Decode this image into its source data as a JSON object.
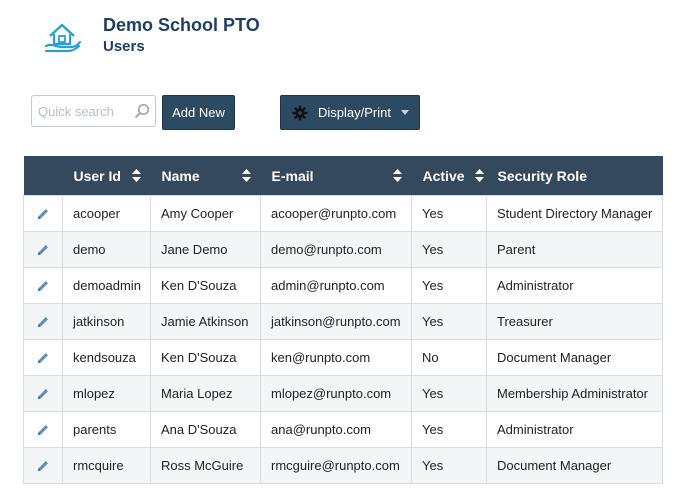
{
  "header": {
    "org_title": "Demo School PTO",
    "page_subtitle": "Users",
    "logo_icon": "house-hand-icon"
  },
  "toolbar": {
    "search_placeholder": "Quick search",
    "search_value": "",
    "add_new_label": "Add New",
    "display_print_label": "Display/Print"
  },
  "colors": {
    "brand_dark": "#1f3e64",
    "header_bg": "#34495e",
    "button_bg": "#2d4a63",
    "icon_accent": "#2a9fd6",
    "edit_icon": "#5a8fbf"
  },
  "table": {
    "columns": [
      "User Id",
      "Name",
      "E-mail",
      "Active",
      "Security Role"
    ],
    "rows": [
      {
        "user_id": "acooper",
        "name": "Amy Cooper",
        "email": "acooper@runpto.com",
        "active": "Yes",
        "role": "Student Directory Manager"
      },
      {
        "user_id": "demo",
        "name": "Jane Demo",
        "email": "demo@runpto.com",
        "active": "Yes",
        "role": "Parent"
      },
      {
        "user_id": "demoadmin",
        "name": "Ken D'Souza",
        "email": "admin@runpto.com",
        "active": "Yes",
        "role": "Administrator"
      },
      {
        "user_id": "jatkinson",
        "name": "Jamie Atkinson",
        "email": "jatkinson@runpto.com",
        "active": "Yes",
        "role": "Treasurer"
      },
      {
        "user_id": "kendsouza",
        "name": "Ken D'Souza",
        "email": "ken@runpto.com",
        "active": "No",
        "role": "Document Manager"
      },
      {
        "user_id": "mlopez",
        "name": "Maria Lopez",
        "email": "mlopez@runpto.com",
        "active": "Yes",
        "role": "Membership Administrator"
      },
      {
        "user_id": "parents",
        "name": "Ana D'Souza",
        "email": "ana@runpto.com",
        "active": "Yes",
        "role": "Administrator"
      },
      {
        "user_id": "rmcquire",
        "name": "Ross McGuire",
        "email": "rmcguire@runpto.com",
        "active": "Yes",
        "role": "Document Manager"
      }
    ]
  }
}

++++++++++++++++++++

| Work instructions |
In the records above, find each line that holds the word "runpto"; copy all such lines.

| Answer to the task |
        "email": "acooper@runpto.com",
        "email": "demo@runpto.com",
        "email": "admin@runpto.com",
        "email": "jatkinson@runpto.com",
        "email": "ken@runpto.com",
        "email": "mlopez@runpto.com",
        "email": "ana@runpto.com",
        "email": "rmcguire@runpto.com",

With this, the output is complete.